## TASK BRIEF
For the listing below, give the count of lines containing "style", and no other text.

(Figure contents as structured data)
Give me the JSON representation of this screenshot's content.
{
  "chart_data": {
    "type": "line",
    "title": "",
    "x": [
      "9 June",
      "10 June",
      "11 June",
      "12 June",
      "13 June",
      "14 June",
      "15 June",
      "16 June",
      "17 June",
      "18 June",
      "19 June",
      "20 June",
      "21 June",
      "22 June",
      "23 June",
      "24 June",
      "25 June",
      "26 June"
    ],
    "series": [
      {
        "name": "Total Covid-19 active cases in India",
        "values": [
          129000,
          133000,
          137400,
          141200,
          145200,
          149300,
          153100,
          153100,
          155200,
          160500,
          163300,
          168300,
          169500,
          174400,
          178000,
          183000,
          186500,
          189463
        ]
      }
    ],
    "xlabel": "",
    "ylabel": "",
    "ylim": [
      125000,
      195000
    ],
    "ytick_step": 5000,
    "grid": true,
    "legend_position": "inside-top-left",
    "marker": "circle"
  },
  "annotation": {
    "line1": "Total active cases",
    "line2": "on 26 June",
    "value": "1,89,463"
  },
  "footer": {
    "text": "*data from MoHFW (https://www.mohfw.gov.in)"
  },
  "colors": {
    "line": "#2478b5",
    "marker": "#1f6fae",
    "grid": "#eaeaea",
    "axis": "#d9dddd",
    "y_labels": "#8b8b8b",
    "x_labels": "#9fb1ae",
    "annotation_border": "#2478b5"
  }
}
--
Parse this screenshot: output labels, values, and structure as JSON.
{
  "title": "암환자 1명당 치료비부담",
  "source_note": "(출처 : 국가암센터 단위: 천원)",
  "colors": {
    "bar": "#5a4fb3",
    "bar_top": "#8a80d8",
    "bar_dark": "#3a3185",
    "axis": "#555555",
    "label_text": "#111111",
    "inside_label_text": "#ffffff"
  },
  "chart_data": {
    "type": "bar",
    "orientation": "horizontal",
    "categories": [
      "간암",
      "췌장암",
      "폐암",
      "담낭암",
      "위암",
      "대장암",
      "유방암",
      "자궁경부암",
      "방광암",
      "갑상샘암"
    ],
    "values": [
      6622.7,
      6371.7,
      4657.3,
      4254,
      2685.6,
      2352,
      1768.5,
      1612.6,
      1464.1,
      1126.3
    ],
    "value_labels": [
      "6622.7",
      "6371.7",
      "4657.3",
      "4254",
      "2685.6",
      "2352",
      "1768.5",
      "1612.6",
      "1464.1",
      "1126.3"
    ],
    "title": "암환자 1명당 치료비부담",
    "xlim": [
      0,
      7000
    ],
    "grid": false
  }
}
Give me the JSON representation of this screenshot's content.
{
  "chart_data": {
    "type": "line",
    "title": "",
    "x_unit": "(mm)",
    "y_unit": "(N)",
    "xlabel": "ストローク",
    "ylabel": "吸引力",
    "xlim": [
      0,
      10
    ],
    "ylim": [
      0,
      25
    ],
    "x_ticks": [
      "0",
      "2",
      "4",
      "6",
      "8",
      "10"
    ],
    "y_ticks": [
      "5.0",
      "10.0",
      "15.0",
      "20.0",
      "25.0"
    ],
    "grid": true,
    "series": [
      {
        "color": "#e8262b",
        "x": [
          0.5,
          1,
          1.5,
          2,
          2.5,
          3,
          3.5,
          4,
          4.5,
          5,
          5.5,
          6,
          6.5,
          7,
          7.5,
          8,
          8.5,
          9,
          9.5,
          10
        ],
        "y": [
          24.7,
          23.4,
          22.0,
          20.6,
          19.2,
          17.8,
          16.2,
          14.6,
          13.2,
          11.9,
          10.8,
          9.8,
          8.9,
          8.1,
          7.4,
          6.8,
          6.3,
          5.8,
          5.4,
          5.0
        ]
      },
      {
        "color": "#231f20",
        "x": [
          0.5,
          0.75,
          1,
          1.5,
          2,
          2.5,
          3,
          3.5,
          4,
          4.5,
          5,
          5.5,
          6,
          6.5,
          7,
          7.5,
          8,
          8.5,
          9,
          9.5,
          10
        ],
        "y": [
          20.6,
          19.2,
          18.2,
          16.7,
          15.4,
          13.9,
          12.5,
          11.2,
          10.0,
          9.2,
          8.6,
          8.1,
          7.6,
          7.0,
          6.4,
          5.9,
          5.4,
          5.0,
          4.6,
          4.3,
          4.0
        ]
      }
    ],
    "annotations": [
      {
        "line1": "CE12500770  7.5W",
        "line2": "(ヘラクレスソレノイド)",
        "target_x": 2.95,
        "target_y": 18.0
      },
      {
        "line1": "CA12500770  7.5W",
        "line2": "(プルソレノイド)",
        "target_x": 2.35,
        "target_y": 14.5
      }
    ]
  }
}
...
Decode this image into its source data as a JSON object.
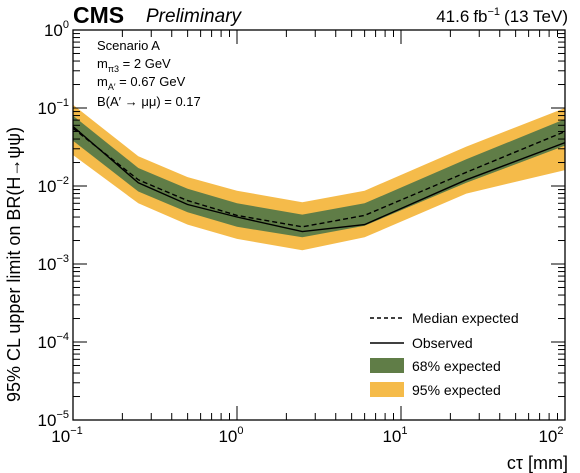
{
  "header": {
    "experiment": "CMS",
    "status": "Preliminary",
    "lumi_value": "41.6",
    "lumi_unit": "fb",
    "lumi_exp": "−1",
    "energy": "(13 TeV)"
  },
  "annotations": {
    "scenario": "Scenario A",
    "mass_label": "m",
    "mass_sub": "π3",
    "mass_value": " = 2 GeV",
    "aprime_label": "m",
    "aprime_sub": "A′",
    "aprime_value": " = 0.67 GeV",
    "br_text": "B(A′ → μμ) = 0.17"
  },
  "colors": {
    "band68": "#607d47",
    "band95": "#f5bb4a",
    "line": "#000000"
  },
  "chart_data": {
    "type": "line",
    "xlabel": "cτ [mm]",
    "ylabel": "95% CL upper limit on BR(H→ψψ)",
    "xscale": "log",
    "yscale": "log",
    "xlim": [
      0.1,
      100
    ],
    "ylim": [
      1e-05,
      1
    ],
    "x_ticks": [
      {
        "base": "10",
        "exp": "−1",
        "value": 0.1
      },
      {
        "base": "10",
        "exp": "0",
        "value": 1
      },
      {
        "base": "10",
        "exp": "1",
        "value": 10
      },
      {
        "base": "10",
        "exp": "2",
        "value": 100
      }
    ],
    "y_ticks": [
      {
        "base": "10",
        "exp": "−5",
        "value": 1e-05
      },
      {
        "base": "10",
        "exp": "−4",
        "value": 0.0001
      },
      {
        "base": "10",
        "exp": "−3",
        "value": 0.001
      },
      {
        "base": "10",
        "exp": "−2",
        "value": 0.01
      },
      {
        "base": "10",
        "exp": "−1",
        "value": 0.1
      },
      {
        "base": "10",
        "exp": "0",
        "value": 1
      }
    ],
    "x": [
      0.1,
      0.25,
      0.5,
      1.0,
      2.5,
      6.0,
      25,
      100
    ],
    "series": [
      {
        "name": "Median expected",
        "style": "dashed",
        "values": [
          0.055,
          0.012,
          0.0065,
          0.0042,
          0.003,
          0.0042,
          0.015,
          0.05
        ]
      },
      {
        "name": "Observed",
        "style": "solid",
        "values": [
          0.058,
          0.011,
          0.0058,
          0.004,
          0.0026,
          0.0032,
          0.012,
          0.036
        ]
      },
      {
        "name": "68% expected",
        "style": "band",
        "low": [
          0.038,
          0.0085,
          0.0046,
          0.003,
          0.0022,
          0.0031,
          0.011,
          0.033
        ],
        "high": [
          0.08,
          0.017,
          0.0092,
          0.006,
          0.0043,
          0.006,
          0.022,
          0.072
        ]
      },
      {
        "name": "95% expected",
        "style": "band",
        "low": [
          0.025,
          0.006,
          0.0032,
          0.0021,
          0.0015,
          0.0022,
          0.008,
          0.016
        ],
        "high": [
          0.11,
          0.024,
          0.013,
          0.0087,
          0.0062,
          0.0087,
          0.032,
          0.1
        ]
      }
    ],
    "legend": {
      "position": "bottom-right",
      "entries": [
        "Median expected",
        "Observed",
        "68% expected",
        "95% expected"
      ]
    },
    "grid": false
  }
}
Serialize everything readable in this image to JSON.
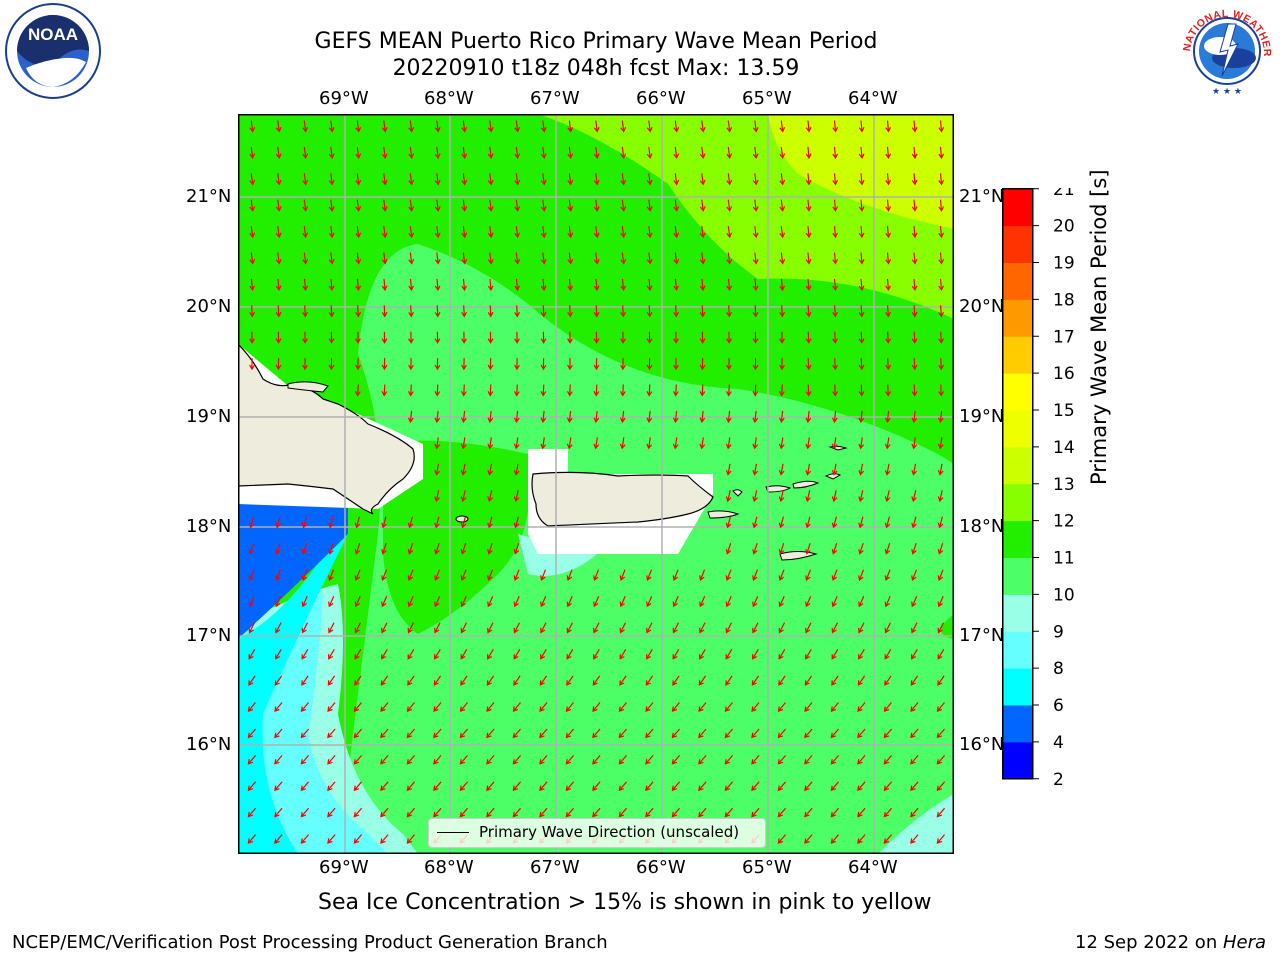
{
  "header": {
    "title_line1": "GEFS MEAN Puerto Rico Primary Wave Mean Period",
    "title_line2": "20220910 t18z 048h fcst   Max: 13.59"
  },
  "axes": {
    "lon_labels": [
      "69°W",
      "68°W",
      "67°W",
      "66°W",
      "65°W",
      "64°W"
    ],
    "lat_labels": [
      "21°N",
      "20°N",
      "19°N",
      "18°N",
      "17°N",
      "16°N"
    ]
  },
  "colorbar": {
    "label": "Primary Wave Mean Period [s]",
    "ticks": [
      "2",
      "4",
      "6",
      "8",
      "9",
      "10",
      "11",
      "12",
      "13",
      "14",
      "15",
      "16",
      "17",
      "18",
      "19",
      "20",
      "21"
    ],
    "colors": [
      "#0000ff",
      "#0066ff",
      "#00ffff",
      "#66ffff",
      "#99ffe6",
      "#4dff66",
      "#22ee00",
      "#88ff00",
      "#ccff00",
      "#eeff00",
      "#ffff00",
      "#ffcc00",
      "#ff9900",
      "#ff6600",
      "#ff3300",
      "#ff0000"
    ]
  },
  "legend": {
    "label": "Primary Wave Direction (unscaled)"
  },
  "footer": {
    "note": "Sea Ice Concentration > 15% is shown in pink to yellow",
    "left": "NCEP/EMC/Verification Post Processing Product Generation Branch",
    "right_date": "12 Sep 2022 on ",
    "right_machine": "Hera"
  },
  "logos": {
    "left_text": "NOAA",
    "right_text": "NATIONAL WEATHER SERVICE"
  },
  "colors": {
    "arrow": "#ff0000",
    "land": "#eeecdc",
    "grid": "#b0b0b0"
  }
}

## WRITTEN SOLUTION
4